EXTRAIT DU TEXTE –
Sybil 1999

Le texte évangélique

Marc 6, 30-34

30 Les apôtres se rassemblent auprès de Jésus, et ils lui rapportèrent tout ce qu'ils avaient accompli et tout ce qu'ils avaient enseigné. 31 Jésus leur dit: « Vous autres, venez et retirez-vous dans un endroit désert, reposez-vous un peu. » En effet les gens qui arrivaient et repartaient étaient si nombreux qu'ils n'avaient même pas la chance de manger. 32 Alors ils partirent en barque pour se retirer dans un endroit désert. 33 Mais les gens les virent s'éloigner et plusieurs comprirent ce qui se passait, et, se déplaçant à pied, ils accoururent de toutes les villes vers cet endroit et les précédèrent. 34 En débarquant, Jésus vit une foule immense, et fut pris de compassion pour tous ces gens qui étaient comme des brebis privées d'un berger; alors il commença à leur enseigner beaucoup de choses.

Des études

Bien connaître son jardin avant de se faire le jardinier des autres


Commentaire d'évangile - Homélie

Comment montrer le nord?

On rapportait récemment qu'une femme musulmane, élue députée aux élections législatives palestiniennes, défendait la polygamie. Selon elle, l'amour est fait de sacrifices, et son sacrifice à elle est de partager son mari avec une autre femme si jeune qu'elle pourrait être sa fille. Beaucoup d'entre nous pouvons être abasourdis devant une telle vision de l'amour et de telles pratiques. Par contre, chez nous, à l'autre bout du spectre, on trouve le club des échangistes où des gens, libres de toutes contraintes, cherchent à donner un peu de piquant à leur vie de couple. Comment donner une direction vraiment libératrice à sa vie? C'est dans ce contexte que j'entends l'évangile de ce jour: « Jésus vit une foule immense, et fut pris de compassion pour toutes ces gens qui étaient comme des brebis privées d'un berger; alors il commença à leur enseigner beaucoup de choses. »

MATÉRIEL DE L'EXERCICE –
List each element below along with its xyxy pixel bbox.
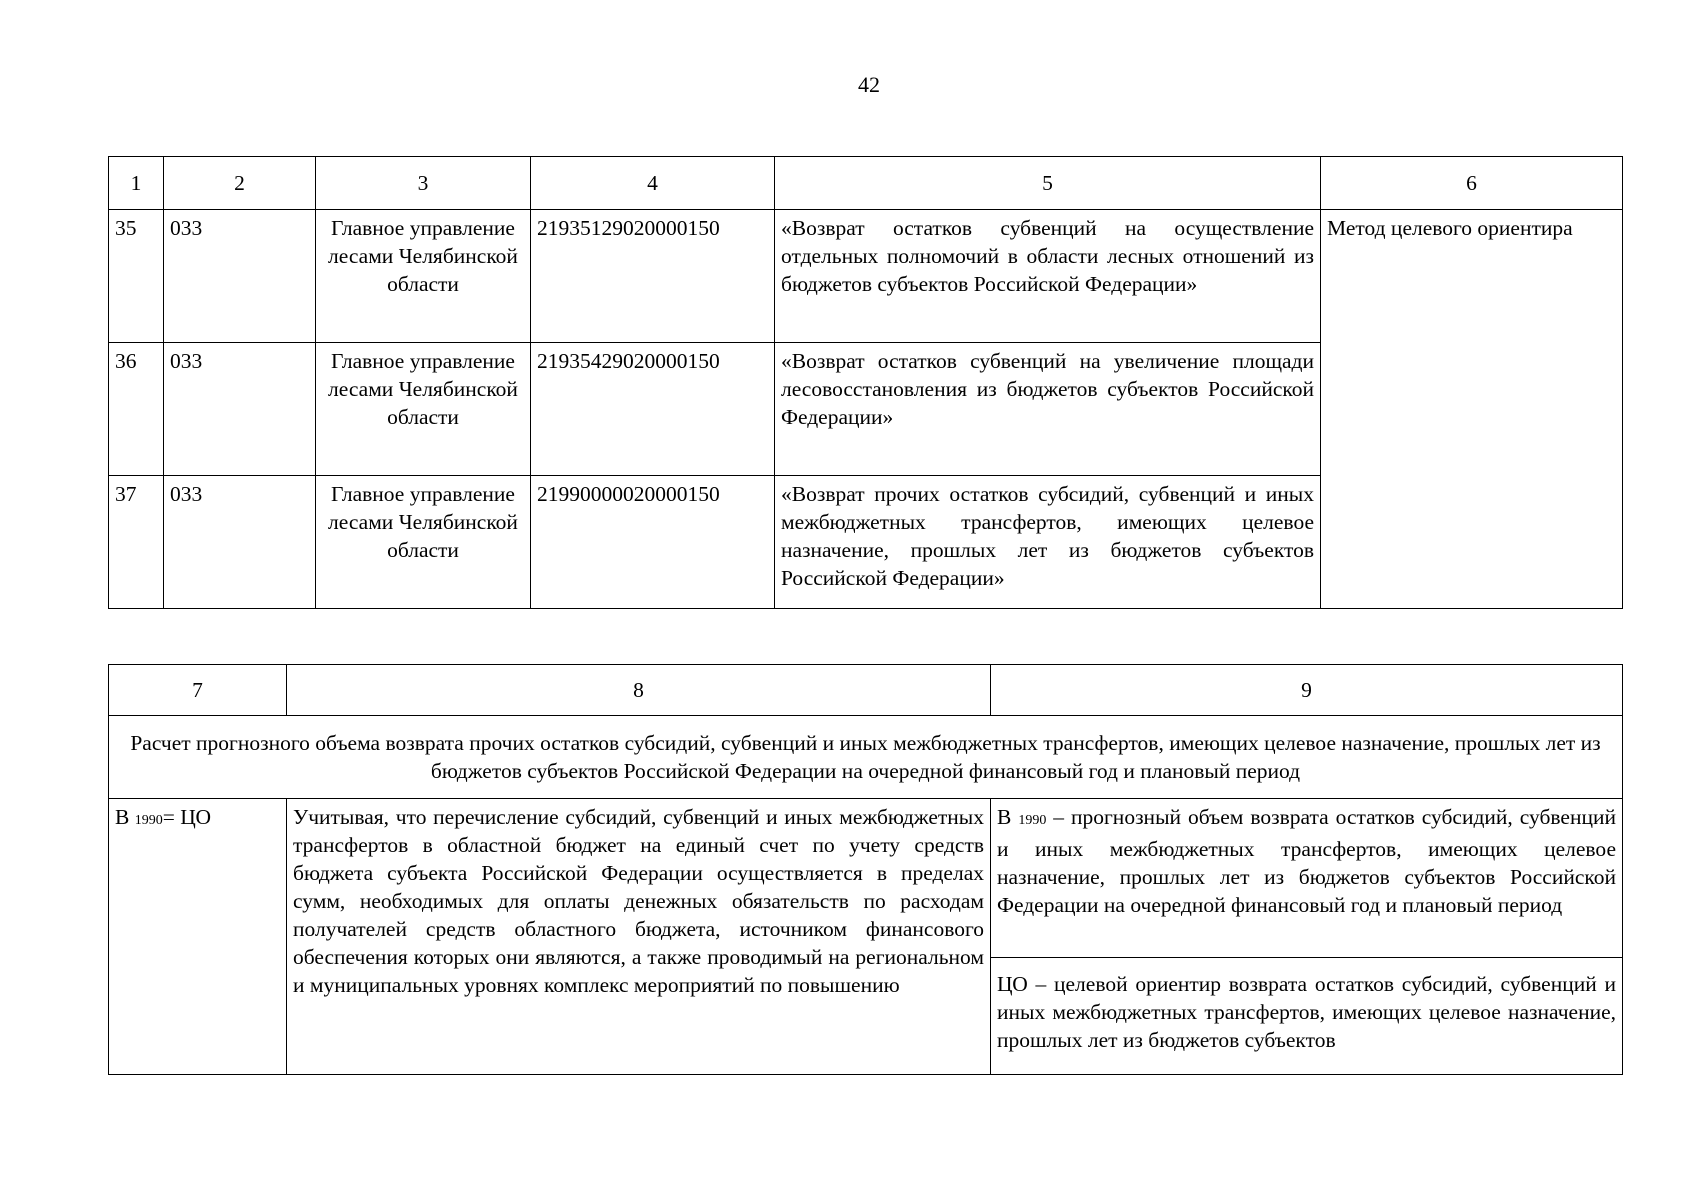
row-number: 36 [109, 343, 164, 476]
admin-code: 033 [164, 476, 316, 609]
revenue-description: «Возврат остатков субвенций на увеличение площади лесовосстановления из бюджетов субъектов Российской Федерации» [775, 343, 1321, 476]
definition-subscript: 1990 [1018, 813, 1047, 828]
explanation-cell: Учитывая, что перечисление субсидий, субвенций и иных межбюджетных трансфертов в областной бюджет на единый счет по учету средств бюджета субъекта Российской Федерации осуществляется в пределах сумм, необходимых для оплаты денежных обязательств по расходам получателей средств областного бюджета, источником финансового обеспечения которых они являются, а также проводимый на региональном и муниципальных уровнях комплекс мероприятий по повышению [287, 799, 991, 1075]
table1-header-cell: 2 [164, 157, 316, 210]
formula-cell [109, 799, 287, 1075]
table1-header-cell: 6 [1321, 157, 1623, 210]
budget-classification-code: 21935129020000150 [531, 210, 775, 343]
budget-classification-code: 21990000020000150 [531, 476, 775, 609]
section-title-row [109, 716, 1623, 799]
section-title: Расчет прогнозного объема возврата прочих остатков субсидий, субвенций и иных межбюджетных трансфертов, имеющих целевое назначение, прошлых лет из бюджетов субъектов Российской Федерации на очередной финансовый год и плановый период [109, 716, 1623, 799]
admin-code: 033 [164, 210, 316, 343]
table1-header-cell: 4 [531, 157, 775, 210]
table2-header-cell: 9 [991, 665, 1623, 716]
forecast-formula-table [108, 664, 1623, 1075]
budget-codes-table [108, 156, 1623, 609]
definition-target-indicator: ЦО – целевой ориентир возврата остатков субсидий, субвенций и иных межбюджетных трансфертов, имеющих целевое назначение, прошлых лет из бюджетов субъектов [991, 958, 1623, 1075]
table1-header-cell: 5 [775, 157, 1321, 210]
definition-prefix: В [997, 805, 1019, 829]
admin-name: Главное управление лесами Челябинской области [316, 210, 531, 343]
admin-name: Главное управление лесами Челябинской области [316, 343, 531, 476]
table-row [109, 210, 1623, 343]
table1-header-cell: 1 [109, 157, 164, 210]
row-number: 37 [109, 476, 164, 609]
page-number: 42 [858, 72, 880, 97]
table2-header-row [109, 665, 1623, 716]
formula-subscript: 1990 [134, 813, 163, 828]
definition-forecast-volume [991, 799, 1623, 958]
budget-classification-code: 21935429020000150 [531, 343, 775, 476]
table2-header-cell: 7 [109, 665, 287, 716]
table2-header-cell: 8 [287, 665, 991, 716]
revenue-description: «Возврат прочих остатков субсидий, субвенций и иных межбюджетных трансфертов, имеющих целевое назначение, прошлых лет из бюджетов субъектов Российской Федерации» [775, 476, 1321, 609]
forecast-method: Метод целевого ориентира [1321, 210, 1623, 609]
table-row [109, 799, 1623, 958]
formula-prefix: В [115, 805, 135, 829]
revenue-description: «Возврат остатков субвенций на осуществление отдельных полномочий в области лесных отношений из бюджетов субъектов Российской Федерации» [775, 210, 1321, 343]
row-number: 35 [109, 210, 164, 343]
table1-header-cell: 3 [316, 157, 531, 210]
formula-suffix: = ЦО [162, 805, 211, 829]
definition-text: – прогнозный объем возврата остатков субсидий, субвенций и иных межбюджетных трансфертов, имеющих целевое назначение, прошлых лет из бюджетов субъектов Российской Федерации на очередной финансовый год и плановый период [997, 805, 1616, 917]
admin-name: Главное управление лесами Челябинской области [316, 476, 531, 609]
admin-code: 033 [164, 343, 316, 476]
table1-header-row [109, 157, 1623, 210]
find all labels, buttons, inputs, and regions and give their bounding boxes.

TRAVAIL DEMANDÉ –
a) Reproduisez sans modification les lignes des entrées, en partant de celle qui contient « row-number: 36 [109, 343, 164, 476] » et en vous arrêtant après celle qui contient « definition-subscript: 1990 [1018, 813, 1047, 828] ».
b) Prolongez l'homélie sur Marc 6, 30-34 au-delà de sa dernière phrase.

RÉSULTATS PAR TÂCHE –
a)
row-number: 36 [109, 343, 164, 476]
admin-code: 033 [164, 476, 316, 609]
revenue-description: «Возврат остатков субвенций на увеличение площади лесовосстановления из бюджетов субъектов Российской Федерации» [775, 343, 1321, 476]
definition-subscript: 1990 [1018, 813, 1047, 828]

b)
Cette parole que nous venons de citer se situe dans un contexte où Jésus a envoyé ses disciples en mission, où il les a invités à prêcher et à guérir les gens. Être envoyé en mission, c'est être appelé à donner, tant sur le plan de l'esprit que sur le plan physique. Mais que signifie exactement donner? Comment peut-on donner? Comment peut-on enseigner à des gens qui sont déroutés et qui sont en recherche, qui ont soif d'amour et de lumière? Regardons de plus près notre récit.

Les apôtres qui avaient été envoyés en mission se regroupent autour de Jésus. Que fait donc celui-ci? Il leur dit: « Vous autres, venez et retirez-vous dans un endroit désert, reposez-vous un peu. » C'est ainsi qu'ils vont s'isoler pour se retrouver entre eux. Pourquoi? La réponse est simple: on ne peut se donner que si on a pris d'abord le temps de se trouver soi-même.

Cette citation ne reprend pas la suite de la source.